begin TASK DATA

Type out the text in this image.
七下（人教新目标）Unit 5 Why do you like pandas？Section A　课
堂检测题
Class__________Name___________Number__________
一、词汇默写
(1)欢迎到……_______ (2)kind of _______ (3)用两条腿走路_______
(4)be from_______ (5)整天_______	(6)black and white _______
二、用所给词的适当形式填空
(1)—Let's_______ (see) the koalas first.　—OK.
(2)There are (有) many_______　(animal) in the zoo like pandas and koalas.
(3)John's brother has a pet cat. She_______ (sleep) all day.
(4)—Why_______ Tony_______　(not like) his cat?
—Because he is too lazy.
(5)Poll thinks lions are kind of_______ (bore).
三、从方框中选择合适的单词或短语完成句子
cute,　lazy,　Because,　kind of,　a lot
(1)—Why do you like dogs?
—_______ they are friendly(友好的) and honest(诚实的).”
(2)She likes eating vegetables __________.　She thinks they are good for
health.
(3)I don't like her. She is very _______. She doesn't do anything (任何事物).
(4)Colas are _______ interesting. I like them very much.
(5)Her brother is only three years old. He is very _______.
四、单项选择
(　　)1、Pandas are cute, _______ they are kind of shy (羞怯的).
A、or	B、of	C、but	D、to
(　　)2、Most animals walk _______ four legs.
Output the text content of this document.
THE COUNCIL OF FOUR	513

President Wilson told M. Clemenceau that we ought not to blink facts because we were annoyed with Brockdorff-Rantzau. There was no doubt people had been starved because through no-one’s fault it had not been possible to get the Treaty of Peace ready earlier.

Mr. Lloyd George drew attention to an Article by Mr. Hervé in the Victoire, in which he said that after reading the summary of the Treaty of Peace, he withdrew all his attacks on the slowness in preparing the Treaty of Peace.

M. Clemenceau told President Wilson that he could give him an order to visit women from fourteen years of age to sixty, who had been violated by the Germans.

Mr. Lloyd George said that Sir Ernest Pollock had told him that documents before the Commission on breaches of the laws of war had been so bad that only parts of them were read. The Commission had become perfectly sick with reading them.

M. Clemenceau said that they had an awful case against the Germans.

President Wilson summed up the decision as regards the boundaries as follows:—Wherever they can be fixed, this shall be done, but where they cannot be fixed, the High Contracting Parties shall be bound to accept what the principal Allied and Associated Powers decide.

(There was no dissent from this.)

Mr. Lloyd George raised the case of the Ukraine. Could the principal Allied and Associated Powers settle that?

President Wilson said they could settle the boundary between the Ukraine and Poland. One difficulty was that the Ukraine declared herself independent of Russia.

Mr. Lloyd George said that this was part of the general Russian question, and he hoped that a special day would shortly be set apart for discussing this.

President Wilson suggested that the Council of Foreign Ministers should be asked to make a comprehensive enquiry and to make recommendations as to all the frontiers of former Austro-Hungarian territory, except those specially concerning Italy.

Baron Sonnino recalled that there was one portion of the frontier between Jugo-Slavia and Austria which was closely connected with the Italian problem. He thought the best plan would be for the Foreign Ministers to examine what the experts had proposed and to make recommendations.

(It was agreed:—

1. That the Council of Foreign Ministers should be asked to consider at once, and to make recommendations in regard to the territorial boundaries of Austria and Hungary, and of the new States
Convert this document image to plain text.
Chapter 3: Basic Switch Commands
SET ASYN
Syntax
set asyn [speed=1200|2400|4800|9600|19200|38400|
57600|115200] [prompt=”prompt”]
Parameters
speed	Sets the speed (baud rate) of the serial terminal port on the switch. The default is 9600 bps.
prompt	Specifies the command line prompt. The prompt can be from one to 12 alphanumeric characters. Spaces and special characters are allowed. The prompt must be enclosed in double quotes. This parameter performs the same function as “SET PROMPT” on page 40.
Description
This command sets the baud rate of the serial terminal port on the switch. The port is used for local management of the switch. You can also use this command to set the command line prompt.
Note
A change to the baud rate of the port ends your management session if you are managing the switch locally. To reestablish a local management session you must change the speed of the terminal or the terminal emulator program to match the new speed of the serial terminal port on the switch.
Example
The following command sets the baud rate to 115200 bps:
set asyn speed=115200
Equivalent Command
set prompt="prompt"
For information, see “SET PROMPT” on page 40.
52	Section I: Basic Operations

end TASK DATA

### DIRECTION
Exactly as they are written, print the entries again.

### REPLY
Type out the text in this image.
七下（人教新目标）Unit 5 Why do you like pandas？Section A　课
堂检测题
Class__________Name___________Number__________
一、词汇默写
(1)欢迎到……_______ (2)kind of _______ (3)用两条腿走路_______
(4)be from_______ (5)整天_______	(6)black and white _______
二、用所给词的适当形式填空
(1)—Let's_______ (see) the koalas first.　—OK.
(2)There are (有) many_______　(animal) in the zoo like pandas and koalas.
(3)John's brother has a pet cat. She_______ (sleep) all day.
(4)—Why_______ Tony_______　(not like) his cat?
—Because he is too lazy.
(5)Poll thinks lions are kind of_______ (bore).
三、从方框中选择合适的单词或短语完成句子
cute,　lazy,　Because,　kind of,　a lot
(1)—Why do you like dogs?
—_______ they are friendly(友好的) and honest(诚实的).”
(2)She likes eating vegetables __________.　She thinks they are good for
health.
(3)I don't like her. She is very _______. She doesn't do anything (任何事物).
(4)Colas are _______ interesting. I like them very much.
(5)Her brother is only three years old. He is very _______.
四、单项选择
(　　)1、Pandas are cute, _______ they are kind of shy (羞怯的).
A、or	B、of	C、but	D、to
(　　)2、Most animals walk _______ four legs.
Output the text content of this document.
THE COUNCIL OF FOUR	513

President Wilson told M. Clemenceau that we ought not to blink facts because we were annoyed with Brockdorff-Rantzau. There was no doubt people had been starved because through no-one’s fault it had not been possible to get the Treaty of Peace ready earlier.

Mr. Lloyd George drew attention to an Article by Mr. Hervé in the Victoire, in which he said that after reading the summary of the Treaty of Peace, he withdrew all his attacks on the slowness in preparing the Treaty of Peace.

M. Clemenceau told President Wilson that he could give him an order to visit women from fourteen years of age to sixty, who had been violated by the Germans.

Mr. Lloyd George said that Sir Ernest Pollock had told him that documents before the Commission on breaches of the laws of war had been so bad that only parts of them were read. The Commission had become perfectly sick with reading them.

M. Clemenceau said that they had an awful case against the Germans.

President Wilson summed up the decision as regards the boundaries as follows:—Wherever they can be fixed, this shall be done, but where they cannot be fixed, the High Contracting Parties shall be bound to accept what the principal Allied and Associated Powers decide.

(There was no dissent from this.)

Mr. Lloyd George raised the case of the Ukraine. Could the principal Allied and Associated Powers settle that?

President Wilson said they could settle the boundary between the Ukraine and Poland. One difficulty was that the Ukraine declared herself independent of Russia.

Mr. Lloyd George said that this was part of the general Russian question, and he hoped that a special day would shortly be set apart for discussing this.

President Wilson suggested that the Council of Foreign Ministers should be asked to make a comprehensive enquiry and to make recommendations as to all the frontiers of former Austro-Hungarian territory, except those specially concerning Italy.

Baron Sonnino recalled that there was one portion of the frontier between Jugo-Slavia and Austria which was closely connected with the Italian problem. He thought the best plan would be for the Foreign Ministers to examine what the experts had proposed and to make recommendations.

(It was agreed:—

1. That the Council of Foreign Ministers should be asked to consider at once, and to make recommendations in regard to the territorial boundaries of Austria and Hungary, and of the new States
Convert this document image to plain text.
Chapter 3: Basic Switch Commands
SET ASYN
Syntax
set asyn [speed=1200|2400|4800|9600|19200|38400|
57600|115200] [prompt=”prompt”]
Parameters
speed	Sets the speed (baud rate) of the serial terminal port on the switch. The default is 9600 bps.
prompt	Specifies the command line prompt. The prompt can be from one to 12 alphanumeric characters. Spaces and special characters are allowed. The prompt must be enclosed in double quotes. This parameter performs the same function as “SET PROMPT” on page 40.
Description
This command sets the baud rate of the serial terminal port on the switch. The port is used for local management of the switch. You can also use this command to set the command line prompt.
Note
A change to the baud rate of the port ends your management session if you are managing the switch locally. To reestablish a local management session you must change the speed of the terminal or the terminal emulator program to match the new speed of the serial terminal port on the switch.
Example
The following command sets the baud rate to 115200 bps:
set asyn speed=115200
Equivalent Command
set prompt="prompt"
For information, see “SET PROMPT” on page 40.
52	Section I: Basic Operations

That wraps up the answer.